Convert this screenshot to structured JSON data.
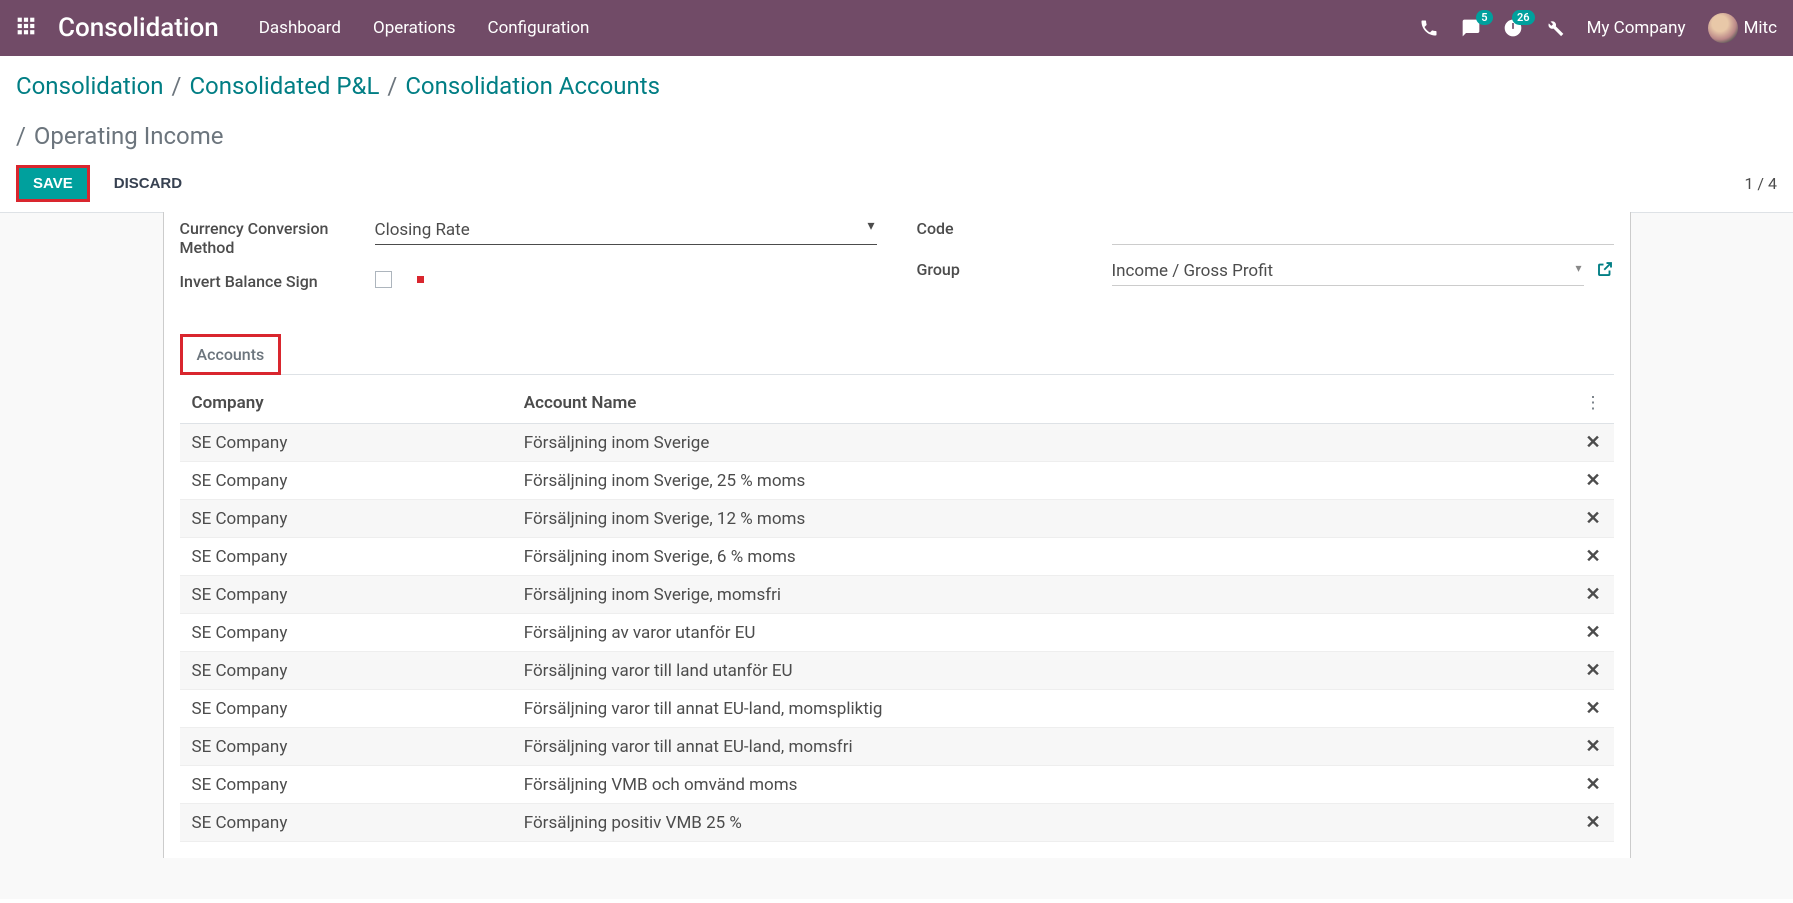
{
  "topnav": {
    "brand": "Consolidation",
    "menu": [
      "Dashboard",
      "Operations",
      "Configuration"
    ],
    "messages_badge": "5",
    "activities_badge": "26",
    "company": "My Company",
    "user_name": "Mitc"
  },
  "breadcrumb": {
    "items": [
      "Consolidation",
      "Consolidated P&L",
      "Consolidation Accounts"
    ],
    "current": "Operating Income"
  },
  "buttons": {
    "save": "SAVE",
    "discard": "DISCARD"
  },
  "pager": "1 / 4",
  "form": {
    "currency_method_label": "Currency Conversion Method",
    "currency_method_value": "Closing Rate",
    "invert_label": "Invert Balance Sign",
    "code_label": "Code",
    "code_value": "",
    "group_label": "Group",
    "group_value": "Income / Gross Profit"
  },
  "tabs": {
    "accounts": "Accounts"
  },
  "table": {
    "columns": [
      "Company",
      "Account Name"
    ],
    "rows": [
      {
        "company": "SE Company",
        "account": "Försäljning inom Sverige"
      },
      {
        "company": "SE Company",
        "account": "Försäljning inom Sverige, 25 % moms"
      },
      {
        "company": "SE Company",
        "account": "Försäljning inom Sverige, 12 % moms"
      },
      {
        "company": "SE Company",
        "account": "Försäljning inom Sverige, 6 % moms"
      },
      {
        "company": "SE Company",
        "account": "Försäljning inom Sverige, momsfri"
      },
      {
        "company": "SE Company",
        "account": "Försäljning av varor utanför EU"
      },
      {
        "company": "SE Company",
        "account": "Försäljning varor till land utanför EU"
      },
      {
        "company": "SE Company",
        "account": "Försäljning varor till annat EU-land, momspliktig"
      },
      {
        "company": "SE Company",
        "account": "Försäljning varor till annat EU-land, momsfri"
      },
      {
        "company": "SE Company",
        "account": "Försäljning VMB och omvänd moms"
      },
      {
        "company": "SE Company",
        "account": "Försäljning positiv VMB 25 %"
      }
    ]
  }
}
==*==
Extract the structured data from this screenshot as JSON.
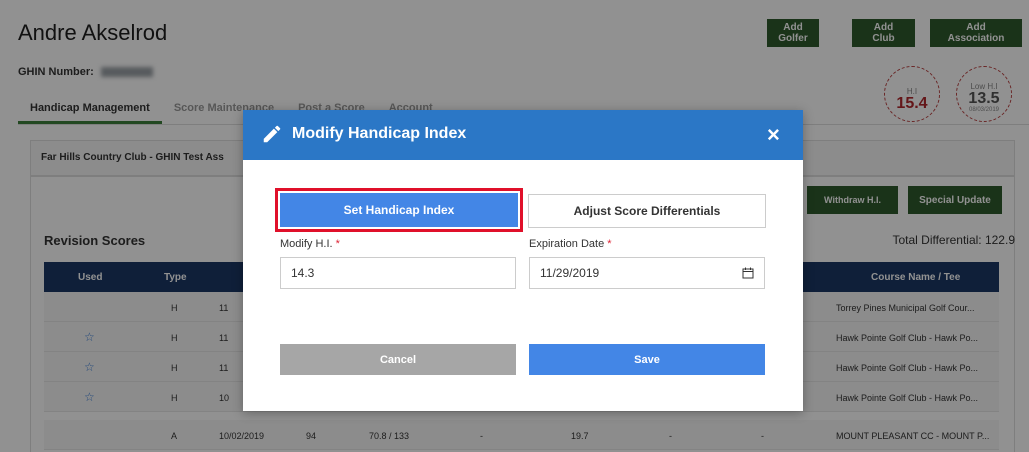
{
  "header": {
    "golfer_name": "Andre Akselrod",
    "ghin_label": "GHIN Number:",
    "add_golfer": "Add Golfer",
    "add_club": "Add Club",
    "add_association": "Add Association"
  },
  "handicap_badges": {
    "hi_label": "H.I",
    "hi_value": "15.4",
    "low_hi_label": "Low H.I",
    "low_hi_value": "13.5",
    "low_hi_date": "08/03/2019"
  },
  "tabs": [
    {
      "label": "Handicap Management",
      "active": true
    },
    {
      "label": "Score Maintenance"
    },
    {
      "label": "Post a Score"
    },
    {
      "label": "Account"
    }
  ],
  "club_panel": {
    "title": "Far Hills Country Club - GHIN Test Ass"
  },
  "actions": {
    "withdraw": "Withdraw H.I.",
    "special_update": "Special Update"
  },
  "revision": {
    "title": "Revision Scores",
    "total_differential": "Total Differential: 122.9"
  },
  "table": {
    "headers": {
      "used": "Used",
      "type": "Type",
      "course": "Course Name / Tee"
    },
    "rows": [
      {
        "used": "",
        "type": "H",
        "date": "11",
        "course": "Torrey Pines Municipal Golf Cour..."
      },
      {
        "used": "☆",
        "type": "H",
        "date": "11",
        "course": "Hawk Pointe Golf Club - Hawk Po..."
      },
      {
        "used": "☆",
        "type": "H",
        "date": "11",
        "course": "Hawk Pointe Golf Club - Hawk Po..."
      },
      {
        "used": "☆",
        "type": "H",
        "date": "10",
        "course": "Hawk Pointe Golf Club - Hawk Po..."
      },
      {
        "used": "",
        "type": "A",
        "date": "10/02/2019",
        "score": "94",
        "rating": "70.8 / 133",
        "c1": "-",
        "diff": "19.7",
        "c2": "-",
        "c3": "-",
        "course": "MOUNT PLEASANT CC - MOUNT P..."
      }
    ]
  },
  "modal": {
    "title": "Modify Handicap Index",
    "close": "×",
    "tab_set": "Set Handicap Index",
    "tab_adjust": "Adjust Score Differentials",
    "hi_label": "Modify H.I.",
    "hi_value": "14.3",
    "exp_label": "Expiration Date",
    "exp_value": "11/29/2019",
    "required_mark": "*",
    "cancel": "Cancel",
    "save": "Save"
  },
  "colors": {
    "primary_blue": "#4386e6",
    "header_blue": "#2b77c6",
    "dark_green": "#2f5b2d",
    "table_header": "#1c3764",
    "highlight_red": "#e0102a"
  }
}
==*==
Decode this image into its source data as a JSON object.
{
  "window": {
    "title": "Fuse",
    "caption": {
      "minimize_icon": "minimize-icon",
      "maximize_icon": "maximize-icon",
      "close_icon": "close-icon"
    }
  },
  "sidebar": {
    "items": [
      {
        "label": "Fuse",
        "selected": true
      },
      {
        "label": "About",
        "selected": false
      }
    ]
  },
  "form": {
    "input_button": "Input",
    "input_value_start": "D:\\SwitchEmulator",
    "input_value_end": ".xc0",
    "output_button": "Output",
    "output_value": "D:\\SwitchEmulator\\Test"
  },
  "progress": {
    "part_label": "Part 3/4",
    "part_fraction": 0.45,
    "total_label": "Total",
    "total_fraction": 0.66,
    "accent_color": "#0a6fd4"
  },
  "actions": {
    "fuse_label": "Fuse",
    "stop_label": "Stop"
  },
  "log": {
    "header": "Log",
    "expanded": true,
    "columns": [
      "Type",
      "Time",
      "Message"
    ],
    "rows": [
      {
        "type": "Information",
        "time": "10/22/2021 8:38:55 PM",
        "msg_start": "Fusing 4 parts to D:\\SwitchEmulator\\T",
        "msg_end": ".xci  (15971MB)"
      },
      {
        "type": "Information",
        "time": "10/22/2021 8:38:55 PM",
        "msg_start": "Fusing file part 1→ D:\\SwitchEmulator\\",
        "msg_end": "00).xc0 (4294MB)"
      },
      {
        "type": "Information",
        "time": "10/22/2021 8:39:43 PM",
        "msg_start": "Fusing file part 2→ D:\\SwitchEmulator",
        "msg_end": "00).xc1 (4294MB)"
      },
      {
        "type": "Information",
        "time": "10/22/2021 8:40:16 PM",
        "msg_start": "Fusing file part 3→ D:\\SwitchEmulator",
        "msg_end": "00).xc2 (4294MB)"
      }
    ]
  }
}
==*==
* _Instruction_
Tally up the lines in the preceding listing that contain the string "annat". Respond with the number and nothing else.

* _Solution_
2